[Begin EXTRACTED RECORDS]
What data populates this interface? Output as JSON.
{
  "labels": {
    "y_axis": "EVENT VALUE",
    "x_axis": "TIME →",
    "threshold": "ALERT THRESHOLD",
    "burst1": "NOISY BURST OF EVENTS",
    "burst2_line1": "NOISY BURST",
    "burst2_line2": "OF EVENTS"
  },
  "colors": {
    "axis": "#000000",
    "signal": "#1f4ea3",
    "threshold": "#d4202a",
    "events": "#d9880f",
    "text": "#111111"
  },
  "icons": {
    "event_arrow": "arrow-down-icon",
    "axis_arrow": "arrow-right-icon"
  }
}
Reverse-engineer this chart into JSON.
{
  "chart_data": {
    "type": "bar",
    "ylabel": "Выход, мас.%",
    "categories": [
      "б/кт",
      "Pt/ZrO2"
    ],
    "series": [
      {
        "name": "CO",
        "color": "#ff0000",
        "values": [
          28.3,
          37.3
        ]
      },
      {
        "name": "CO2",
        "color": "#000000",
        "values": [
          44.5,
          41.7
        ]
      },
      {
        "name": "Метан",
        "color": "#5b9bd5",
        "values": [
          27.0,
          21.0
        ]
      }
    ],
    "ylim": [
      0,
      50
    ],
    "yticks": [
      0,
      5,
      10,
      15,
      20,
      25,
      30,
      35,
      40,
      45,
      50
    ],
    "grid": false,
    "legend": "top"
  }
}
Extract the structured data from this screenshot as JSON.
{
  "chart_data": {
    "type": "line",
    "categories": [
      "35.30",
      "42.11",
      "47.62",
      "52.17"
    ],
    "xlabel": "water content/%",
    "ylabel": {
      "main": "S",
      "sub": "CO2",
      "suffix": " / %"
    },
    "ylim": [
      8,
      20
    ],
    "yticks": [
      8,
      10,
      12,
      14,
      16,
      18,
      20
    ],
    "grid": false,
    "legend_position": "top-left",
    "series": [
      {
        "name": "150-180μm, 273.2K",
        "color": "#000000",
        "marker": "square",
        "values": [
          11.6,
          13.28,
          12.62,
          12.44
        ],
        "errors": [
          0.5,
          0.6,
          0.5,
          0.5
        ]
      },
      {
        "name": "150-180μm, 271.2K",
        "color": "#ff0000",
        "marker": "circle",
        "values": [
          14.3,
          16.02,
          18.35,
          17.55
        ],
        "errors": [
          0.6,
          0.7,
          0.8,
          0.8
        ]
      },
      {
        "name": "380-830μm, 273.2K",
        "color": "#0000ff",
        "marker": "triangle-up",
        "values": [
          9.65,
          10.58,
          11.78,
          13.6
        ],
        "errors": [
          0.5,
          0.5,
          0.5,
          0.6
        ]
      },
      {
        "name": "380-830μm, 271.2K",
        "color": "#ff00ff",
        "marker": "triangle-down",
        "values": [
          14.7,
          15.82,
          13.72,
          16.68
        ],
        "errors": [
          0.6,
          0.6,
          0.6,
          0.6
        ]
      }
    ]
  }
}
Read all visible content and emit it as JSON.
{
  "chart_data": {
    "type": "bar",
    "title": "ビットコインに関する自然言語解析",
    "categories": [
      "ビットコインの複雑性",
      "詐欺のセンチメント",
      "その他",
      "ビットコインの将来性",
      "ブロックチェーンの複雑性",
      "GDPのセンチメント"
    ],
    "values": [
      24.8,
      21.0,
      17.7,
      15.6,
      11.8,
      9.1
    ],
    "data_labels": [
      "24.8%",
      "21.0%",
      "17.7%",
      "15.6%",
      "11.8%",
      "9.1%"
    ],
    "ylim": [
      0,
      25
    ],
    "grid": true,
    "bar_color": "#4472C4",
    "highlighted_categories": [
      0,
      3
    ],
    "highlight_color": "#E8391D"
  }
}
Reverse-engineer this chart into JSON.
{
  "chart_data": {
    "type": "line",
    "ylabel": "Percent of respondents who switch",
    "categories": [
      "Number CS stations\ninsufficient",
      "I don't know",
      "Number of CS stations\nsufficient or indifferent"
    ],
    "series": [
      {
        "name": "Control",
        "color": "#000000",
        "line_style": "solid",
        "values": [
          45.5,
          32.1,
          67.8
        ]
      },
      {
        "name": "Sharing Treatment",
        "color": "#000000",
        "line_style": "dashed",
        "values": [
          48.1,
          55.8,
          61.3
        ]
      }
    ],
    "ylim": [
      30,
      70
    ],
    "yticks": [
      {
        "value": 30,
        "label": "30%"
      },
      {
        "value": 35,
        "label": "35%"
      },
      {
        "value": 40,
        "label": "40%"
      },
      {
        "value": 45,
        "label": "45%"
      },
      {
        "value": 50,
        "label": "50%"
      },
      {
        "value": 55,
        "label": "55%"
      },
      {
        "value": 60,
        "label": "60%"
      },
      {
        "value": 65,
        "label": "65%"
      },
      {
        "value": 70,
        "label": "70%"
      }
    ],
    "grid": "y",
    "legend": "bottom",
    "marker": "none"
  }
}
[End EXTRACTED RECORDS]
▸ **STATED TASK**
Write out every line of the material again, exactly as it reads.

▸ **RESULT OF THE TASK**
What data populates this interface? Output as JSON.
{
  "labels": {
    "y_axis": "EVENT VALUE",
    "x_axis": "TIME →",
    "threshold": "ALERT THRESHOLD",
    "burst1": "NOISY BURST OF EVENTS",
    "burst2_line1": "NOISY BURST",
    "burst2_line2": "OF EVENTS"
  },
  "colors": {
    "axis": "#000000",
    "signal": "#1f4ea3",
    "threshold": "#d4202a",
    "events": "#d9880f",
    "text": "#111111"
  },
  "icons": {
    "event_arrow": "arrow-down-icon",
    "axis_arrow": "arrow-right-icon"
  }
}
Reverse-engineer this chart into JSON.
{
  "chart_data": {
    "type": "bar",
    "ylabel": "Выход, мас.%",
    "categories": [
      "б/кт",
      "Pt/ZrO2"
    ],
    "series": [
      {
        "name": "CO",
        "color": "#ff0000",
        "values": [
          28.3,
          37.3
        ]
      },
      {
        "name": "CO2",
        "color": "#000000",
        "values": [
          44.5,
          41.7
        ]
      },
      {
        "name": "Метан",
        "color": "#5b9bd5",
        "values": [
          27.0,
          21.0
        ]
      }
    ],
    "ylim": [
      0,
      50
    ],
    "yticks": [
      0,
      5,
      10,
      15,
      20,
      25,
      30,
      35,
      40,
      45,
      50
    ],
    "grid": false,
    "legend": "top"
  }
}
Extract the structured data from this screenshot as JSON.
{
  "chart_data": {
    "type": "line",
    "categories": [
      "35.30",
      "42.11",
      "47.62",
      "52.17"
    ],
    "xlabel": "water content/%",
    "ylabel": {
      "main": "S",
      "sub": "CO2",
      "suffix": " / %"
    },
    "ylim": [
      8,
      20
    ],
    "yticks": [
      8,
      10,
      12,
      14,
      16,
      18,
      20
    ],
    "grid": false,
    "legend_position": "top-left",
    "series": [
      {
        "name": "150-180μm, 273.2K",
        "color": "#000000",
        "marker": "square",
        "values": [
          11.6,
          13.28,
          12.62,
          12.44
        ],
        "errors": [
          0.5,
          0.6,
          0.5,
          0.5
        ]
      },
      {
        "name": "150-180μm, 271.2K",
        "color": "#ff0000",
        "marker": "circle",
        "values": [
          14.3,
          16.02,
          18.35,
          17.55
        ],
        "errors": [
          0.6,
          0.7,
          0.8,
          0.8
        ]
      },
      {
        "name": "380-830μm, 273.2K",
        "color": "#0000ff",
        "marker": "triangle-up",
        "values": [
          9.65,
          10.58,
          11.78,
          13.6
        ],
        "errors": [
          0.5,
          0.5,
          0.5,
          0.6
        ]
      },
      {
        "name": "380-830μm, 271.2K",
        "color": "#ff00ff",
        "marker": "triangle-down",
        "values": [
          14.7,
          15.82,
          13.72,
          16.68
        ],
        "errors": [
          0.6,
          0.6,
          0.6,
          0.6
        ]
      }
    ]
  }
}
Read all visible content and emit it as JSON.
{
  "chart_data": {
    "type": "bar",
    "title": "ビットコインに関する自然言語解析",
    "categories": [
      "ビットコインの複雑性",
      "詐欺のセンチメント",
      "その他",
      "ビットコインの将来性",
      "ブロックチェーンの複雑性",
      "GDPのセンチメント"
    ],
    "values": [
      24.8,
      21.0,
      17.7,
      15.6,
      11.8,
      9.1
    ],
    "data_labels": [
      "24.8%",
      "21.0%",
      "17.7%",
      "15.6%",
      "11.8%",
      "9.1%"
    ],
    "ylim": [
      0,
      25
    ],
    "grid": true,
    "bar_color": "#4472C4",
    "highlighted_categories": [
      0,
      3
    ],
    "highlight_color": "#E8391D"
  }
}
Reverse-engineer this chart into JSON.
{
  "chart_data": {
    "type": "line",
    "ylabel": "Percent of respondents who switch",
    "categories": [
      "Number CS stations\ninsufficient",
      "I don't know",
      "Number of CS stations\nsufficient or indifferent"
    ],
    "series": [
      {
        "name": "Control",
        "color": "#000000",
        "line_style": "solid",
        "values": [
          45.5,
          32.1,
          67.8
        ]
      },
      {
        "name": "Sharing Treatment",
        "color": "#000000",
        "line_style": "dashed",
        "values": [
          48.1,
          55.8,
          61.3
        ]
      }
    ],
    "ylim": [
      30,
      70
    ],
    "yticks": [
      {
        "value": 30,
        "label": "30%"
      },
      {
        "value": 35,
        "label": "35%"
      },
      {
        "value": 40,
        "label": "40%"
      },
      {
        "value": 45,
        "label": "45%"
      },
      {
        "value": 50,
        "label": "50%"
      },
      {
        "value": 55,
        "label": "55%"
      },
      {
        "value": 60,
        "label": "60%"
      },
      {
        "value": 65,
        "label": "65%"
      },
      {
        "value": 70,
        "label": "70%"
      }
    ],
    "grid": "y",
    "legend": "bottom",
    "marker": "none"
  }
}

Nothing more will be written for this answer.